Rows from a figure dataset

____________

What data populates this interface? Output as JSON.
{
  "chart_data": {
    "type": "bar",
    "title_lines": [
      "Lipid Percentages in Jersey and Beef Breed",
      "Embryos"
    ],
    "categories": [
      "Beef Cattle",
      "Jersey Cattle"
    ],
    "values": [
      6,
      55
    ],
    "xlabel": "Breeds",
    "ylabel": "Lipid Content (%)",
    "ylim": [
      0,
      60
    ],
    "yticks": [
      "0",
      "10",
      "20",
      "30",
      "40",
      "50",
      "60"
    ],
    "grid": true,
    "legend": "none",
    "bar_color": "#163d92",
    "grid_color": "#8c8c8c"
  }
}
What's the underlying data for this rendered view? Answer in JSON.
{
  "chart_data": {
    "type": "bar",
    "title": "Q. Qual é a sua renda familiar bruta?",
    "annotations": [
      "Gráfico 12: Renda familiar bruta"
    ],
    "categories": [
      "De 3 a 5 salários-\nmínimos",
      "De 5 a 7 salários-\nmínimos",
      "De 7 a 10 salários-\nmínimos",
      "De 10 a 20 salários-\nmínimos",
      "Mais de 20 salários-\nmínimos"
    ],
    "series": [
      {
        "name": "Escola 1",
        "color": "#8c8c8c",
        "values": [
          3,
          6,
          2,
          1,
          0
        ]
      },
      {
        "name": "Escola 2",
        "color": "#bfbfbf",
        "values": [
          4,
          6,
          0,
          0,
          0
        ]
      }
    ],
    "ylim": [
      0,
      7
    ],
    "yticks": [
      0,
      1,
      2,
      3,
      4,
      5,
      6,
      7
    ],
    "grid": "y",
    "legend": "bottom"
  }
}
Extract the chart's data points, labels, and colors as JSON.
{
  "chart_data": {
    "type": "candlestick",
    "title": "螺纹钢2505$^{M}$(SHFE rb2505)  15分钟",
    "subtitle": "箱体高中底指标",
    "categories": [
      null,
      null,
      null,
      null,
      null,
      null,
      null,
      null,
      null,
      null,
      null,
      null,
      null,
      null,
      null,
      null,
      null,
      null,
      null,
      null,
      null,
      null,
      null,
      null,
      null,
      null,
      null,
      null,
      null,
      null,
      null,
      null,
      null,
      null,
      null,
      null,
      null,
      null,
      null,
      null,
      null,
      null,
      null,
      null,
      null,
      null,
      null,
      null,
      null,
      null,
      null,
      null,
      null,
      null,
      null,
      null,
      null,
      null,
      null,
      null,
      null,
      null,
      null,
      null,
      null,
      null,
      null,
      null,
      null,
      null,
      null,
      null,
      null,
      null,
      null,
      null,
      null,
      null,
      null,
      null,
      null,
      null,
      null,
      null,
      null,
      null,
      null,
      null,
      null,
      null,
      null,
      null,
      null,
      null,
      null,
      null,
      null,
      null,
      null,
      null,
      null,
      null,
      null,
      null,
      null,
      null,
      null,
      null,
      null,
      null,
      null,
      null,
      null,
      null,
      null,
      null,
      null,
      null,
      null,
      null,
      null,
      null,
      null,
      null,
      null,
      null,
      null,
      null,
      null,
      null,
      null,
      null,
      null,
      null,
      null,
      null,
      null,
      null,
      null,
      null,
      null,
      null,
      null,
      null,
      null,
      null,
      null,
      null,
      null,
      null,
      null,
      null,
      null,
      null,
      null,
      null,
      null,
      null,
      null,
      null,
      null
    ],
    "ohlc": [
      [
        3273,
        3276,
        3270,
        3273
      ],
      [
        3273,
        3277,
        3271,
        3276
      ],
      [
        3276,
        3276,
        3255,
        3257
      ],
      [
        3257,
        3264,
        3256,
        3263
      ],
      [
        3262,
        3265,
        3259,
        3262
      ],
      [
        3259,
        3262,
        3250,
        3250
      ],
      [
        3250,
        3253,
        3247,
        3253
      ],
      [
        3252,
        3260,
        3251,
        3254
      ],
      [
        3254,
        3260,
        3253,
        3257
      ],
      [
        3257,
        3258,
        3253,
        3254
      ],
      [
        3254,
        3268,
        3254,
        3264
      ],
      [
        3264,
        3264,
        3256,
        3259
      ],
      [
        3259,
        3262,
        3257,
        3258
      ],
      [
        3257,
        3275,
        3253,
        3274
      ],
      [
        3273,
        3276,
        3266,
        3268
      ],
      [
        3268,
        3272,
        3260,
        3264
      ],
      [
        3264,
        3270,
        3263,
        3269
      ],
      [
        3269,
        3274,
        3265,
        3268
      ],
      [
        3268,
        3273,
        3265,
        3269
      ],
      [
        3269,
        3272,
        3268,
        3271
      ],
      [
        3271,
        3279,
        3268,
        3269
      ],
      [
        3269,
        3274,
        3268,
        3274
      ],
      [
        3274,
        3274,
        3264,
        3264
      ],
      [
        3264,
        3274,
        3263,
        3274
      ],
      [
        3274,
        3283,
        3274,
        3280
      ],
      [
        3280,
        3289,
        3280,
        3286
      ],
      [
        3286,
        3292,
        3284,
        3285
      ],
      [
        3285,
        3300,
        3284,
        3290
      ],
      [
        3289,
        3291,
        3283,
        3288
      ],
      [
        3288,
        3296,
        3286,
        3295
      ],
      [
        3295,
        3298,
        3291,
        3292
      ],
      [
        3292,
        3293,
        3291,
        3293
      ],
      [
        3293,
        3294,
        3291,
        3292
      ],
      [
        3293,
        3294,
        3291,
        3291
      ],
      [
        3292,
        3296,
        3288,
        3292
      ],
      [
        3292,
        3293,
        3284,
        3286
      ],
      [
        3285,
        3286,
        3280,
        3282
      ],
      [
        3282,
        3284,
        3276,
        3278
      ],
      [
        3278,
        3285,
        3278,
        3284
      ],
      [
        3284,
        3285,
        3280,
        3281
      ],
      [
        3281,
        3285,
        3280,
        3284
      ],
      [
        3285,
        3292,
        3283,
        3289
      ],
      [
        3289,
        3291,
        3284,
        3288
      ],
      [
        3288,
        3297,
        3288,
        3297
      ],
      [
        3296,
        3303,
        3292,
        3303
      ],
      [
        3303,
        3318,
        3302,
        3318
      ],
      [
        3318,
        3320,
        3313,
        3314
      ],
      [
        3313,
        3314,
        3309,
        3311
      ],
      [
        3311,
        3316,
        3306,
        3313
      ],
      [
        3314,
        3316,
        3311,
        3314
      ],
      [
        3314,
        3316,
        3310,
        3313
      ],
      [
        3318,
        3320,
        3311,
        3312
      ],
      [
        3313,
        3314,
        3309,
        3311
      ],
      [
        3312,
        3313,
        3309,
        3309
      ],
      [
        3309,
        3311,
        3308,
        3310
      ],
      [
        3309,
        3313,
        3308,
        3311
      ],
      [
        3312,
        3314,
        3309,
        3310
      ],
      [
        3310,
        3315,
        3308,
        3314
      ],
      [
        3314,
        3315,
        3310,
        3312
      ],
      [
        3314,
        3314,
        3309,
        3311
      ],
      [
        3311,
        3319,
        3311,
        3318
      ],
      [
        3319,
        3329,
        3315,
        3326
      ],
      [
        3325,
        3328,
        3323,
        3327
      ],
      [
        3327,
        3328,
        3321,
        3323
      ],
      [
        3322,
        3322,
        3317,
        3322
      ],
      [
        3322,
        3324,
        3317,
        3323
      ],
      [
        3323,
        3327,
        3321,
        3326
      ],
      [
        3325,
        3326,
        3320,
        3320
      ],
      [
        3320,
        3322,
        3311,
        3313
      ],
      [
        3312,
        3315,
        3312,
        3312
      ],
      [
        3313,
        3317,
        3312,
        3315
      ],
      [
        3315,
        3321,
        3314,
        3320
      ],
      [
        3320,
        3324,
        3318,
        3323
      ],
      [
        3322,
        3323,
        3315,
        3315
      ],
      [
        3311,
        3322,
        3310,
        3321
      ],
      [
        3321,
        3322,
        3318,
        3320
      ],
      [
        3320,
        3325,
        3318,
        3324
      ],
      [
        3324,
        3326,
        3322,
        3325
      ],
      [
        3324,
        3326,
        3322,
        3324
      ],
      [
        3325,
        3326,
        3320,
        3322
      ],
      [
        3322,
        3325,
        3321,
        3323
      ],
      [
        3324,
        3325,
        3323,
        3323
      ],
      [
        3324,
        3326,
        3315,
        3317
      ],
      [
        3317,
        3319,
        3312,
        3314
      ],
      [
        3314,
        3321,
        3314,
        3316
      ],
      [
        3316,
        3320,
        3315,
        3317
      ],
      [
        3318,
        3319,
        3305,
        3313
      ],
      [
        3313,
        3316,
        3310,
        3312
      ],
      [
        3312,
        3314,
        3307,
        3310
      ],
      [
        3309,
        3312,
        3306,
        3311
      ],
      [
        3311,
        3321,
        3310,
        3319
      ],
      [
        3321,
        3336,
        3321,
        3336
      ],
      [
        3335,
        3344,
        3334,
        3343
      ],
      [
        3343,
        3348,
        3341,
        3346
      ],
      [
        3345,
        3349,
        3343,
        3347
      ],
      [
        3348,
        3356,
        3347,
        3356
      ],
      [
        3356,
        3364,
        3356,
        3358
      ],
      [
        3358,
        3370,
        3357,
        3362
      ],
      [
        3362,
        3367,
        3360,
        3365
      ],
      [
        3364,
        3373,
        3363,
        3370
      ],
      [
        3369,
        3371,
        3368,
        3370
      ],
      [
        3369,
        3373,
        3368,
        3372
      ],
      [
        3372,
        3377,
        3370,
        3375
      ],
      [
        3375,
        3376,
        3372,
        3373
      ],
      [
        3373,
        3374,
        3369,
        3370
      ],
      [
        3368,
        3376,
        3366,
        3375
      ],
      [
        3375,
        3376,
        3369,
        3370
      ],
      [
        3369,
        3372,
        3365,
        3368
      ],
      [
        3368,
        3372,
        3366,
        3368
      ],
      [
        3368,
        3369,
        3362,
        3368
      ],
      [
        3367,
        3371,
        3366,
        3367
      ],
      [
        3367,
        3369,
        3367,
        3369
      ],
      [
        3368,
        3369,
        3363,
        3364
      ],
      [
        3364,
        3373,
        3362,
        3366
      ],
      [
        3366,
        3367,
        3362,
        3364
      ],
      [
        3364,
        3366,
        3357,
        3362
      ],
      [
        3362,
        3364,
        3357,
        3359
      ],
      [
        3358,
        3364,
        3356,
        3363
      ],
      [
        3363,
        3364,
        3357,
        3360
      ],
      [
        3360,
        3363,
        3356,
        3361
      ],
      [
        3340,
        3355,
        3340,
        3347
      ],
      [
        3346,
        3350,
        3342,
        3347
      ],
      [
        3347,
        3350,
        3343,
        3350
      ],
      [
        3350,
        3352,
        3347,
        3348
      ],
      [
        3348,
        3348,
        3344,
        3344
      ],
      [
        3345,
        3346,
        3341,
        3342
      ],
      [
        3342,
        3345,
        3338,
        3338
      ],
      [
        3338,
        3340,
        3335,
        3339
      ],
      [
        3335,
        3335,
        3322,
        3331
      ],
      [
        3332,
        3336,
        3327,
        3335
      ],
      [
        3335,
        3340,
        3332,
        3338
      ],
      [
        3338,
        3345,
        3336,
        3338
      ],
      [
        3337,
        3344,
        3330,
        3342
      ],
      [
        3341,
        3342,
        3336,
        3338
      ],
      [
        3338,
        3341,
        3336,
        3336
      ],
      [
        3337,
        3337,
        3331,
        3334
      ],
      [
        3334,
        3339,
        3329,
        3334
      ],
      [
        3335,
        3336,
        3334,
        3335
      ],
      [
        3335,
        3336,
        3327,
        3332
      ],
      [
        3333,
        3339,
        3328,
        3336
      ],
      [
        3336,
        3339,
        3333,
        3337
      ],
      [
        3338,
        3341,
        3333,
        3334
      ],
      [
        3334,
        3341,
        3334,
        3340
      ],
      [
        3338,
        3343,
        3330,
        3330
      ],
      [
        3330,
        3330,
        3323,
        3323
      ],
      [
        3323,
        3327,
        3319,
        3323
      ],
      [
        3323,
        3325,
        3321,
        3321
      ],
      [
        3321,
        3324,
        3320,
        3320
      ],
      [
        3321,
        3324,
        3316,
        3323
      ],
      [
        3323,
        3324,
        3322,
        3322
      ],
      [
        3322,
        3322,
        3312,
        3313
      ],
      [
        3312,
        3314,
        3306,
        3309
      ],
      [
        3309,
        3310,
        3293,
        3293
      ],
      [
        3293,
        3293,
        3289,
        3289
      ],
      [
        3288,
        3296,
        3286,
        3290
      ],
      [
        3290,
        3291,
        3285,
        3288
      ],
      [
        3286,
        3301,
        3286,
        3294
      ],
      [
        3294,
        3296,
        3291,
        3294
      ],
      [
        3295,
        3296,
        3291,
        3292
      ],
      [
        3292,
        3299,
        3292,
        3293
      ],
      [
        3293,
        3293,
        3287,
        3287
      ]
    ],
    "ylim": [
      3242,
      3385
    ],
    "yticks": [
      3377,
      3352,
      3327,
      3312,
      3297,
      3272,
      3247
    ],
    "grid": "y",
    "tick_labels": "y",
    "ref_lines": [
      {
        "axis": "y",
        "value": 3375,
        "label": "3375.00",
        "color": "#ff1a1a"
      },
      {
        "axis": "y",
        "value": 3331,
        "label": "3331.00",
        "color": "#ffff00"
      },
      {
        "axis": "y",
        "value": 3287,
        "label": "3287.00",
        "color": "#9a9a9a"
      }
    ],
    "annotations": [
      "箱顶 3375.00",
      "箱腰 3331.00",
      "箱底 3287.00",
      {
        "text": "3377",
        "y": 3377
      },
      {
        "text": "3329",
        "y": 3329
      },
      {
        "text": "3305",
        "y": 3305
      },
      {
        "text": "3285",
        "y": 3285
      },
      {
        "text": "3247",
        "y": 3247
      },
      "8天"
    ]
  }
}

____________

= REQUIRED TASK =
List the lines that contain the word "Jersey".

= SOLUTION TO THE PROBLEM =
      "Lipid Percentages in Jersey and Beef Breed",
      "Jersey Cattle"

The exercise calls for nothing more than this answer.